Here are some records; copy every line that holds the word "Stylo".

## Begin SUPPLIED ENTRIES

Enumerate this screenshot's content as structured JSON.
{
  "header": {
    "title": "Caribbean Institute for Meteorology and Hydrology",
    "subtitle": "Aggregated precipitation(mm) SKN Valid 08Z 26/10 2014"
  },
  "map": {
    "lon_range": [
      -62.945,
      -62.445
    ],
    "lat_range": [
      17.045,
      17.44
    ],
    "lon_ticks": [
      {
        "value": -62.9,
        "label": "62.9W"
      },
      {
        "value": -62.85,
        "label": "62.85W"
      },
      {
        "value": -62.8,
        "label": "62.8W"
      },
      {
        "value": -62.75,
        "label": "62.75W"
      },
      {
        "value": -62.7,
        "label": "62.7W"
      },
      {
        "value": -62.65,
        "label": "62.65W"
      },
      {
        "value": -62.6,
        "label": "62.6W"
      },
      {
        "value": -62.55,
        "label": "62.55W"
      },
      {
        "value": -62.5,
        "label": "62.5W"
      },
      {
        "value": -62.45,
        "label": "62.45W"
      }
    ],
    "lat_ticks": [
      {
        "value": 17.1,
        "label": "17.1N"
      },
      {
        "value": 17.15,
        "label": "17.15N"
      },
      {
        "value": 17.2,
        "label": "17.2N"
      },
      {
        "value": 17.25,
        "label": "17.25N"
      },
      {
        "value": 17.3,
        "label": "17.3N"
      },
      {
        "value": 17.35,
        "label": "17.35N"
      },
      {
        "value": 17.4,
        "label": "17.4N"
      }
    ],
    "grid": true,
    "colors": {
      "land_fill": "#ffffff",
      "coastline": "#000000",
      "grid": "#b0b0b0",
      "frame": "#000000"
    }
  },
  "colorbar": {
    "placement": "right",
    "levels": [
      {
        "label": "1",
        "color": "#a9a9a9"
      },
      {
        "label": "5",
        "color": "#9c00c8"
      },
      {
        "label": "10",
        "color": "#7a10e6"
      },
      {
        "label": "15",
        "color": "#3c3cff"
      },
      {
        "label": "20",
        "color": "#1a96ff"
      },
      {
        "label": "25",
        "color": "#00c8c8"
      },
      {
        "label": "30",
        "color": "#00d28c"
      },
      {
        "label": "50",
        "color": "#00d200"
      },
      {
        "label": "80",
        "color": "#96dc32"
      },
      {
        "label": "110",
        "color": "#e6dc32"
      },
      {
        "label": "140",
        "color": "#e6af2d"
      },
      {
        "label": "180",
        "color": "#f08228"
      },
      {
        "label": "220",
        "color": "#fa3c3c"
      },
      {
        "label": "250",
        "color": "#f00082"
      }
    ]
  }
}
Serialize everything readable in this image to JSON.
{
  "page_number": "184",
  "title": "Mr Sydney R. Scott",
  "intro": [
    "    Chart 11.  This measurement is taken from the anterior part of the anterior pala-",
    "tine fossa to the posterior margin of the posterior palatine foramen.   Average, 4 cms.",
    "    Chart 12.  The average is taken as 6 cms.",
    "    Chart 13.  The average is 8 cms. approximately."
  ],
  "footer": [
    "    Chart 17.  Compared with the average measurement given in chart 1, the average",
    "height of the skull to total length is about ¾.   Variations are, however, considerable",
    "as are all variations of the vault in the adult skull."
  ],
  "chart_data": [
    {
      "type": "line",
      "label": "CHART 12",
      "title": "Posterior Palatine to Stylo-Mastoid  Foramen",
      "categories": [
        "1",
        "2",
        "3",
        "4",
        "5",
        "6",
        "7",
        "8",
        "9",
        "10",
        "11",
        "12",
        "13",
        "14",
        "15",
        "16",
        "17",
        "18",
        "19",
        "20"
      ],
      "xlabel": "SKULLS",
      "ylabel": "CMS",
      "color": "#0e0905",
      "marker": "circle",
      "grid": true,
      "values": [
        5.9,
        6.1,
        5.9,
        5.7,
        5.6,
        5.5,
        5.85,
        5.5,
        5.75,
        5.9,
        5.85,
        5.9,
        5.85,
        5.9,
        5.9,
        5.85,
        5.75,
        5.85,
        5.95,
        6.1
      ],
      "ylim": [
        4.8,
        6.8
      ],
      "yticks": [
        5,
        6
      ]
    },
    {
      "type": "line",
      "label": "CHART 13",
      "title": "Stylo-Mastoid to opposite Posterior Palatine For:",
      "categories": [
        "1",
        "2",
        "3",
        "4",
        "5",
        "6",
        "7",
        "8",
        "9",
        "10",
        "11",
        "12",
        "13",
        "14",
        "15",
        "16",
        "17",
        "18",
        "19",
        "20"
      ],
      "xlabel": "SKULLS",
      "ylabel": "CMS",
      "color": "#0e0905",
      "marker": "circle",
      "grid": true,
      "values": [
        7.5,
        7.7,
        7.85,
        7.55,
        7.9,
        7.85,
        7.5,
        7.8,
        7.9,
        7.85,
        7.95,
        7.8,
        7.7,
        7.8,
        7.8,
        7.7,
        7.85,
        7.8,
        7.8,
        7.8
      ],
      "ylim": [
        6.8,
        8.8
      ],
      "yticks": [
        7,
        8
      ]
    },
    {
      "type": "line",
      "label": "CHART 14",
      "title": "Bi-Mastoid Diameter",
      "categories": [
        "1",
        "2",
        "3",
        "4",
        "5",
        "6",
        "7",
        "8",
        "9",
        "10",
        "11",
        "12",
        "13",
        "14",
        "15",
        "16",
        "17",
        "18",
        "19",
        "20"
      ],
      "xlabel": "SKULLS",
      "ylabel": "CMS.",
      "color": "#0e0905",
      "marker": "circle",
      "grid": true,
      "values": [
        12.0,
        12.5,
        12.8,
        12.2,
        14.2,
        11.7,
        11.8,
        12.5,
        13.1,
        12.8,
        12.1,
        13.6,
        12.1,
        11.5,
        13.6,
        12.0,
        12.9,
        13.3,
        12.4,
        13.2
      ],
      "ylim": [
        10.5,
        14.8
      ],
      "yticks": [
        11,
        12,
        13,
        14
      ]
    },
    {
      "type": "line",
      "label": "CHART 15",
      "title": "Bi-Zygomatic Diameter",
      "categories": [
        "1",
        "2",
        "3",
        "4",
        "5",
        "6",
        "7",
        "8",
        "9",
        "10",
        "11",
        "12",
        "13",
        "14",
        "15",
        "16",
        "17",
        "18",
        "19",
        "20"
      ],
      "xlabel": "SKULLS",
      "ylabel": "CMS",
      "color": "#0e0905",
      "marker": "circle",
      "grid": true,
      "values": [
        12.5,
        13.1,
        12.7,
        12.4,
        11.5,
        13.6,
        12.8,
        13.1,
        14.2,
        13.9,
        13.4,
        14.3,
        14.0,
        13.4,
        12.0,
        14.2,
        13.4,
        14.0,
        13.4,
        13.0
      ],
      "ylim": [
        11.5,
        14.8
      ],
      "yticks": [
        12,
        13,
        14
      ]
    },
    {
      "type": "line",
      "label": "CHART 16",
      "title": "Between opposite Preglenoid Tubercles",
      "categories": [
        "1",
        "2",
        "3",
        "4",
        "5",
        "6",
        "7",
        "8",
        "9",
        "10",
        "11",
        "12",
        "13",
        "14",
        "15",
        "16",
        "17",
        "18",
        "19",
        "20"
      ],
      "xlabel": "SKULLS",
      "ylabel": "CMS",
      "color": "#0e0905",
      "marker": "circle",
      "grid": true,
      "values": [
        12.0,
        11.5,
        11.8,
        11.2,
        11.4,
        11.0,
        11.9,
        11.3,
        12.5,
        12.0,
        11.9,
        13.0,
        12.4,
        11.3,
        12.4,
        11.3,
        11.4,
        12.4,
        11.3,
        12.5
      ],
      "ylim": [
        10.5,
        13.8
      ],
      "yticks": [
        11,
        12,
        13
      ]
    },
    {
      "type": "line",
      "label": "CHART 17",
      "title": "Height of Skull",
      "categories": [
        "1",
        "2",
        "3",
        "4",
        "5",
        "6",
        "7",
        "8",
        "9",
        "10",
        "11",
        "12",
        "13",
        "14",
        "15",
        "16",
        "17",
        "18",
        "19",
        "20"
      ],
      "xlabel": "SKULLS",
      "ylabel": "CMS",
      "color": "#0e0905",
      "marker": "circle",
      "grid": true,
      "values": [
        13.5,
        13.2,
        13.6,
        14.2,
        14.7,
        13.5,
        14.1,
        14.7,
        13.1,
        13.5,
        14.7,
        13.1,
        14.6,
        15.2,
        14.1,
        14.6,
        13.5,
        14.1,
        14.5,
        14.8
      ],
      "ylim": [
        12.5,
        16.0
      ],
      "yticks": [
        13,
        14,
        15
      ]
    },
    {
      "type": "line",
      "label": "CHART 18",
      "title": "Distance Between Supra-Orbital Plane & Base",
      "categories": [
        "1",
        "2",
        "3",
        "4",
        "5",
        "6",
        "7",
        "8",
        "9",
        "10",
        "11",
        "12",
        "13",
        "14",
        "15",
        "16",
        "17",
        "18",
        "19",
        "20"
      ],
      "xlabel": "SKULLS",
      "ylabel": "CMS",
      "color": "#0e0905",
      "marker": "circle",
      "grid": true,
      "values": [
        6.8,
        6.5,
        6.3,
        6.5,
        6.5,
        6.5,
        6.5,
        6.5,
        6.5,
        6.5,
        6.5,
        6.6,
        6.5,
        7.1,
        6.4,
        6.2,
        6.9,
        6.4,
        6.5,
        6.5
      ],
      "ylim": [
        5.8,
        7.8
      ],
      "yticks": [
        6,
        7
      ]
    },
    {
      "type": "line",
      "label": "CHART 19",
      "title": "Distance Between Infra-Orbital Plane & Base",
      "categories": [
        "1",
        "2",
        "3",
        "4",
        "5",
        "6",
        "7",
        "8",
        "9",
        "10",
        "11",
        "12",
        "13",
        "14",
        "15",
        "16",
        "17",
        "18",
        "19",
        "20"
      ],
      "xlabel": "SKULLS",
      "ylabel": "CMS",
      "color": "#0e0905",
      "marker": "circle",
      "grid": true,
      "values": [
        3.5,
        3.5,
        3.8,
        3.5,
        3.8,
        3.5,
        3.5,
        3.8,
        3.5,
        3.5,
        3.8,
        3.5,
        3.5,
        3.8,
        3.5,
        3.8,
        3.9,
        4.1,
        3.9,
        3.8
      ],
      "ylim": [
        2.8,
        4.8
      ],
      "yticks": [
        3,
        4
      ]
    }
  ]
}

## End SUPPLIED ENTRIES

▶ _EXERCISE SOLUTION_
      "title": "Posterior Palatine to Stylo-Mastoid  Foramen",
      "title": "Stylo-Mastoid to opposite Posterior Palatine For:",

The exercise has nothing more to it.